## GIVEN REQUEST:
Reproduce the listing below in full and without alteration, apart from its pictures.

## RECORDS:

>>>>>

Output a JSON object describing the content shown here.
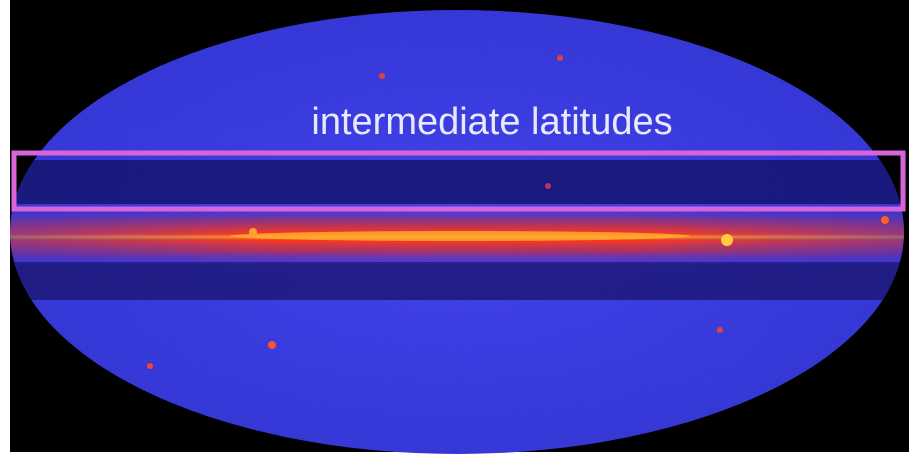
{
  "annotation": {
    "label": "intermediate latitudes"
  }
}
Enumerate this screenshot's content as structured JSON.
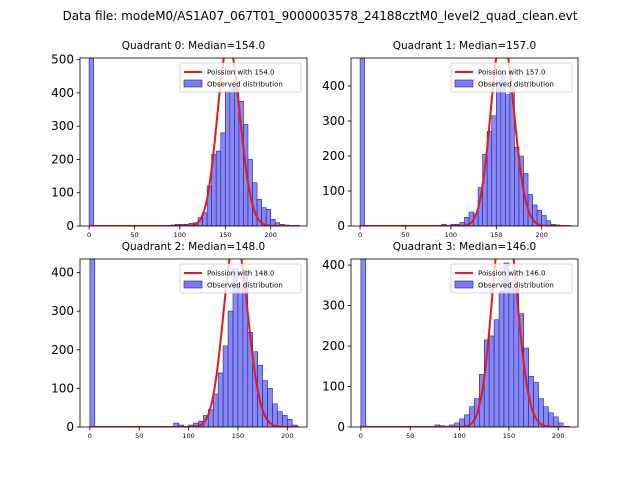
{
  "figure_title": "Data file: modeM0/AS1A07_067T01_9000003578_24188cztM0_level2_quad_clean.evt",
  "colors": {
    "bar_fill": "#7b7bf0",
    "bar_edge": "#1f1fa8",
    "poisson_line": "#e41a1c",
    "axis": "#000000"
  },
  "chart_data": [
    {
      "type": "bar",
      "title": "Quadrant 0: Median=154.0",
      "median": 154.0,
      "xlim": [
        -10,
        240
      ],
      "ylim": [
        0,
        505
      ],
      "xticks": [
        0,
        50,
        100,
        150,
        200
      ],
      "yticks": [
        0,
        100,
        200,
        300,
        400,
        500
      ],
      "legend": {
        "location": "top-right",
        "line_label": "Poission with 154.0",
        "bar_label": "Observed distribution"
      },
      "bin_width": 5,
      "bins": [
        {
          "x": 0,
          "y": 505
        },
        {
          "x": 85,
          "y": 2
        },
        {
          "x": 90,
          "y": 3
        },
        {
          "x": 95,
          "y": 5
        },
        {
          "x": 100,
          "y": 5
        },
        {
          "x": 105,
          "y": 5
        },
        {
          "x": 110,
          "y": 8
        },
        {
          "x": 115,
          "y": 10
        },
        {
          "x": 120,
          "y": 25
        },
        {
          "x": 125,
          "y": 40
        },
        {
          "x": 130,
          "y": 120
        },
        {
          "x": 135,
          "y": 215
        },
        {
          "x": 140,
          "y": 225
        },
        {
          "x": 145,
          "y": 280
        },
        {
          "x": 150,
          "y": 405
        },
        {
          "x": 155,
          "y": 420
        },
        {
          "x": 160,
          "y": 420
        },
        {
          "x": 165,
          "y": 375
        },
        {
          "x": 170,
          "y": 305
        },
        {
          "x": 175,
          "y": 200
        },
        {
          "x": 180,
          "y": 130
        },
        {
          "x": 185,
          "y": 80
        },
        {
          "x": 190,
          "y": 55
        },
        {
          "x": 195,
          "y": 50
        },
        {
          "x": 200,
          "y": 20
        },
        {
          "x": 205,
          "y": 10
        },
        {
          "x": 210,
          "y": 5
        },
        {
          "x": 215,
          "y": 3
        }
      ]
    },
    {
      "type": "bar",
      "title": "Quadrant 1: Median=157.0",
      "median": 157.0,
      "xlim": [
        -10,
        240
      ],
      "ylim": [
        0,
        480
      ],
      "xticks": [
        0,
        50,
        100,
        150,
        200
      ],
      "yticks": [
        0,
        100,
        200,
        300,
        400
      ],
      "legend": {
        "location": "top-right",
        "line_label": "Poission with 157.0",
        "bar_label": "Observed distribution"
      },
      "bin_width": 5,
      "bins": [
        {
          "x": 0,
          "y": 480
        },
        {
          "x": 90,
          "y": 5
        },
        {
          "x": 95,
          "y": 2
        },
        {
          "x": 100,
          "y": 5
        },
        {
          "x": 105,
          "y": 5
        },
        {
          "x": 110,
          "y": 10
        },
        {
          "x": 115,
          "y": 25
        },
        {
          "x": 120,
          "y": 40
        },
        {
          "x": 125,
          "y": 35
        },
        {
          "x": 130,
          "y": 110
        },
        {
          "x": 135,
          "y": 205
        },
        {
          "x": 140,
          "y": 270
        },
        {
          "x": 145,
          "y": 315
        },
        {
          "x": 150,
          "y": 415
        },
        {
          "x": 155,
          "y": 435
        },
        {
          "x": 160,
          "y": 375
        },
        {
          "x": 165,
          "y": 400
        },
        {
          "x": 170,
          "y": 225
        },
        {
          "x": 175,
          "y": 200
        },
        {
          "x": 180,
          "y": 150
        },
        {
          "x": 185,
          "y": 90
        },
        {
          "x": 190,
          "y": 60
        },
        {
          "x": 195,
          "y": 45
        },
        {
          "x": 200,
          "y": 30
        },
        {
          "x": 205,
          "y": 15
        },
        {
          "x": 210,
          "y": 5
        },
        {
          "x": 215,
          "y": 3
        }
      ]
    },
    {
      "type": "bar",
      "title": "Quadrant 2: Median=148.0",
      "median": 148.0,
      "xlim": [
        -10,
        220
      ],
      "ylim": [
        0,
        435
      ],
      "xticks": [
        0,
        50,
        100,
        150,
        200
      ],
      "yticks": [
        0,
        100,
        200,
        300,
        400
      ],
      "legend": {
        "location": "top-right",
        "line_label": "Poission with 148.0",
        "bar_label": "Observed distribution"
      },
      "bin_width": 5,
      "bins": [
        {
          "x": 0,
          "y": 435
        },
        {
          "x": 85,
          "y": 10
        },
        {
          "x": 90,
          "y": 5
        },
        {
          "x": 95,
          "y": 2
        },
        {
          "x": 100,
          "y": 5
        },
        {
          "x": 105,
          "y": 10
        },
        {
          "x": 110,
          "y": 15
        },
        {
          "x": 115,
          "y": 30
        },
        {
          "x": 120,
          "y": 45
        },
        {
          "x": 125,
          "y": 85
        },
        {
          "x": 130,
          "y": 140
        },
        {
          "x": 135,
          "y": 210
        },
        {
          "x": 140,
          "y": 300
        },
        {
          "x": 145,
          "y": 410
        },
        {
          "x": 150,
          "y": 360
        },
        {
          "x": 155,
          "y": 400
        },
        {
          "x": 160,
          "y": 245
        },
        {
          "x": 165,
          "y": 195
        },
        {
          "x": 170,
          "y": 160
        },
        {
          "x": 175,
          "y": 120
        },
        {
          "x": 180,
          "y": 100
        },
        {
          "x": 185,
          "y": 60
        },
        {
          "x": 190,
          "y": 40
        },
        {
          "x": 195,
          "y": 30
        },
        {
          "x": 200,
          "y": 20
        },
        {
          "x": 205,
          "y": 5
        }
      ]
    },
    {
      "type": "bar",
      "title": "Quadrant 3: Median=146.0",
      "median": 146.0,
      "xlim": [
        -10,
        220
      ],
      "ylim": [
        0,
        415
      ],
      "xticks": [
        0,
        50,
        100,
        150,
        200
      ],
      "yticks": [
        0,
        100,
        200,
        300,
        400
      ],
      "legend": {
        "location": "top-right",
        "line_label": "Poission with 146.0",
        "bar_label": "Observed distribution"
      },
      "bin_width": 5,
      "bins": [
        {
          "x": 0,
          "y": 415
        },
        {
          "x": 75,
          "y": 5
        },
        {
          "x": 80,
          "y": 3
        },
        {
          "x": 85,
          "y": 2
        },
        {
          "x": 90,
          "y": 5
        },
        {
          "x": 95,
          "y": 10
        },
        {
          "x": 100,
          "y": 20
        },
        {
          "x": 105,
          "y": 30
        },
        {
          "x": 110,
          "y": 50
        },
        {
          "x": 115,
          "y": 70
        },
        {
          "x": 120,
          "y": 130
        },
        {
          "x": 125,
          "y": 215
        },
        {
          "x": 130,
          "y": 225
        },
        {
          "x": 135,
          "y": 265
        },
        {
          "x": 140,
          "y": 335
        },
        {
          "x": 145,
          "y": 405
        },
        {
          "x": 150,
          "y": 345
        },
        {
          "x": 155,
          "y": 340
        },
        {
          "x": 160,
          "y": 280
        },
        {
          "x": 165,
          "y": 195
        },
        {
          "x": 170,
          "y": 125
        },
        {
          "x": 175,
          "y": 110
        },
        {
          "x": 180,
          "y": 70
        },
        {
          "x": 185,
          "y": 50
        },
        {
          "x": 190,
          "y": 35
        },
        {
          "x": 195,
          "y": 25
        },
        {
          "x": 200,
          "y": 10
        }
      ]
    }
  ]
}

<<<<<

## ANSWER BELOW:
Output a JSON object describing the content shown here.
{
  "annotation": {
    "label": "intermediate latitudes"
  }
}
Enumerate this screenshot's content as structured JSON.
{
  "figure_title": "Data file: modeM0/AS1A07_067T01_9000003578_24188cztM0_level2_quad_clean.evt",
  "colors": {
    "bar_fill": "#7b7bf0",
    "bar_edge": "#1f1fa8",
    "poisson_line": "#e41a1c",
    "axis": "#000000"
  },
  "chart_data": [
    {
      "type": "bar",
      "title": "Quadrant 0: Median=154.0",
      "median": 154.0,
      "xlim": [
        -10,
        240
      ],
      "ylim": [
        0,
        505
      ],
      "xticks": [
        0,
        50,
        100,
        150,
        200
      ],
      "yticks": [
        0,
        100,
        200,
        300,
        400,
        500
      ],
      "legend": {
        "location": "top-right",
        "line_label": "Poission with 154.0",
        "bar_label": "Observed distribution"
      },
      "bin_width": 5,
      "bins": [
        {
          "x": 0,
          "y": 505
        },
        {
          "x": 85,
          "y": 2
        },
        {
          "x": 90,
          "y": 3
        },
        {
          "x": 95,
          "y": 5
        },
        {
          "x": 100,
          "y": 5
        },
        {
          "x": 105,
          "y": 5
        },
        {
          "x": 110,
          "y": 8
        },
        {
          "x": 115,
          "y": 10
        },
        {
          "x": 120,
          "y": 25
        },
        {
          "x": 125,
          "y": 40
        },
        {
          "x": 130,
          "y": 120
        },
        {
          "x": 135,
          "y": 215
        },
        {
          "x": 140,
          "y": 225
        },
        {
          "x": 145,
          "y": 280
        },
        {
          "x": 150,
          "y": 405
        },
        {
          "x": 155,
          "y": 420
        },
        {
          "x": 160,
          "y": 420
        },
        {
          "x": 165,
          "y": 375
        },
        {
          "x": 170,
          "y": 305
        },
        {
          "x": 175,
          "y": 200
        },
        {
          "x": 180,
          "y": 130
        },
        {
          "x": 185,
          "y": 80
        },
        {
          "x": 190,
          "y": 55
        },
        {
          "x": 195,
          "y": 50
        },
        {
          "x": 200,
          "y": 20
        },
        {
          "x": 205,
          "y": 10
        },
        {
          "x": 210,
          "y": 5
        },
        {
          "x": 215,
          "y": 3
        }
      ]
    },
    {
      "type": "bar",
      "title": "Quadrant 1: Median=157.0",
      "median": 157.0,
      "xlim": [
        -10,
        240
      ],
      "ylim": [
        0,
        480
      ],
      "xticks": [
        0,
        50,
        100,
        150,
        200
      ],
      "yticks": [
        0,
        100,
        200,
        300,
        400
      ],
      "legend": {
        "location": "top-right",
        "line_label": "Poission with 157.0",
        "bar_label": "Observed distribution"
      },
      "bin_width": 5,
      "bins": [
        {
          "x": 0,
          "y": 480
        },
        {
          "x": 90,
          "y": 5
        },
        {
          "x": 95,
          "y": 2
        },
        {
          "x": 100,
          "y": 5
        },
        {
          "x": 105,
          "y": 5
        },
        {
          "x": 110,
          "y": 10
        },
        {
          "x": 115,
          "y": 25
        },
        {
          "x": 120,
          "y": 40
        },
        {
          "x": 125,
          "y": 35
        },
        {
          "x": 130,
          "y": 110
        },
        {
          "x": 135,
          "y": 205
        },
        {
          "x": 140,
          "y": 270
        },
        {
          "x": 145,
          "y": 315
        },
        {
          "x": 150,
          "y": 415
        },
        {
          "x": 155,
          "y": 435
        },
        {
          "x": 160,
          "y": 375
        },
        {
          "x": 165,
          "y": 400
        },
        {
          "x": 170,
          "y": 225
        },
        {
          "x": 175,
          "y": 200
        },
        {
          "x": 180,
          "y": 150
        },
        {
          "x": 185,
          "y": 90
        },
        {
          "x": 190,
          "y": 60
        },
        {
          "x": 195,
          "y": 45
        },
        {
          "x": 200,
          "y": 30
        },
        {
          "x": 205,
          "y": 15
        },
        {
          "x": 210,
          "y": 5
        },
        {
          "x": 215,
          "y": 3
        }
      ]
    },
    {
      "type": "bar",
      "title": "Quadrant 2: Median=148.0",
      "median": 148.0,
      "xlim": [
        -10,
        220
      ],
      "ylim": [
        0,
        435
      ],
      "xticks": [
        0,
        50,
        100,
        150,
        200
      ],
      "yticks": [
        0,
        100,
        200,
        300,
        400
      ],
      "legend": {
        "location": "top-right",
        "line_label": "Poission with 148.0",
        "bar_label": "Observed distribution"
      },
      "bin_width": 5,
      "bins": [
        {
          "x": 0,
          "y": 435
        },
        {
          "x": 85,
          "y": 10
        },
        {
          "x": 90,
          "y": 5
        },
        {
          "x": 95,
          "y": 2
        },
        {
          "x": 100,
          "y": 5
        },
        {
          "x": 105,
          "y": 10
        },
        {
          "x": 110,
          "y": 15
        },
        {
          "x": 115,
          "y": 30
        },
        {
          "x": 120,
          "y": 45
        },
        {
          "x": 125,
          "y": 85
        },
        {
          "x": 130,
          "y": 140
        },
        {
          "x": 135,
          "y": 210
        },
        {
          "x": 140,
          "y": 300
        },
        {
          "x": 145,
          "y": 410
        },
        {
          "x": 150,
          "y": 360
        },
        {
          "x": 155,
          "y": 400
        },
        {
          "x": 160,
          "y": 245
        },
        {
          "x": 165,
          "y": 195
        },
        {
          "x": 170,
          "y": 160
        },
        {
          "x": 175,
          "y": 120
        },
        {
          "x": 180,
          "y": 100
        },
        {
          "x": 185,
          "y": 60
        },
        {
          "x": 190,
          "y": 40
        },
        {
          "x": 195,
          "y": 30
        },
        {
          "x": 200,
          "y": 20
        },
        {
          "x": 205,
          "y": 5
        }
      ]
    },
    {
      "type": "bar",
      "title": "Quadrant 3: Median=146.0",
      "median": 146.0,
      "xlim": [
        -10,
        220
      ],
      "ylim": [
        0,
        415
      ],
      "xticks": [
        0,
        50,
        100,
        150,
        200
      ],
      "yticks": [
        0,
        100,
        200,
        300,
        400
      ],
      "legend": {
        "location": "top-right",
        "line_label": "Poission with 146.0",
        "bar_label": "Observed distribution"
      },
      "bin_width": 5,
      "bins": [
        {
          "x": 0,
          "y": 415
        },
        {
          "x": 75,
          "y": 5
        },
        {
          "x": 80,
          "y": 3
        },
        {
          "x": 85,
          "y": 2
        },
        {
          "x": 90,
          "y": 5
        },
        {
          "x": 95,
          "y": 10
        },
        {
          "x": 100,
          "y": 20
        },
        {
          "x": 105,
          "y": 30
        },
        {
          "x": 110,
          "y": 50
        },
        {
          "x": 115,
          "y": 70
        },
        {
          "x": 120,
          "y": 130
        },
        {
          "x": 125,
          "y": 215
        },
        {
          "x": 130,
          "y": 225
        },
        {
          "x": 135,
          "y": 265
        },
        {
          "x": 140,
          "y": 335
        },
        {
          "x": 145,
          "y": 405
        },
        {
          "x": 150,
          "y": 345
        },
        {
          "x": 155,
          "y": 340
        },
        {
          "x": 160,
          "y": 280
        },
        {
          "x": 165,
          "y": 195
        },
        {
          "x": 170,
          "y": 125
        },
        {
          "x": 175,
          "y": 110
        },
        {
          "x": 180,
          "y": 70
        },
        {
          "x": 185,
          "y": 50
        },
        {
          "x": 190,
          "y": 35
        },
        {
          "x": 195,
          "y": 25
        },
        {
          "x": 200,
          "y": 10
        }
      ]
    }
  ]
}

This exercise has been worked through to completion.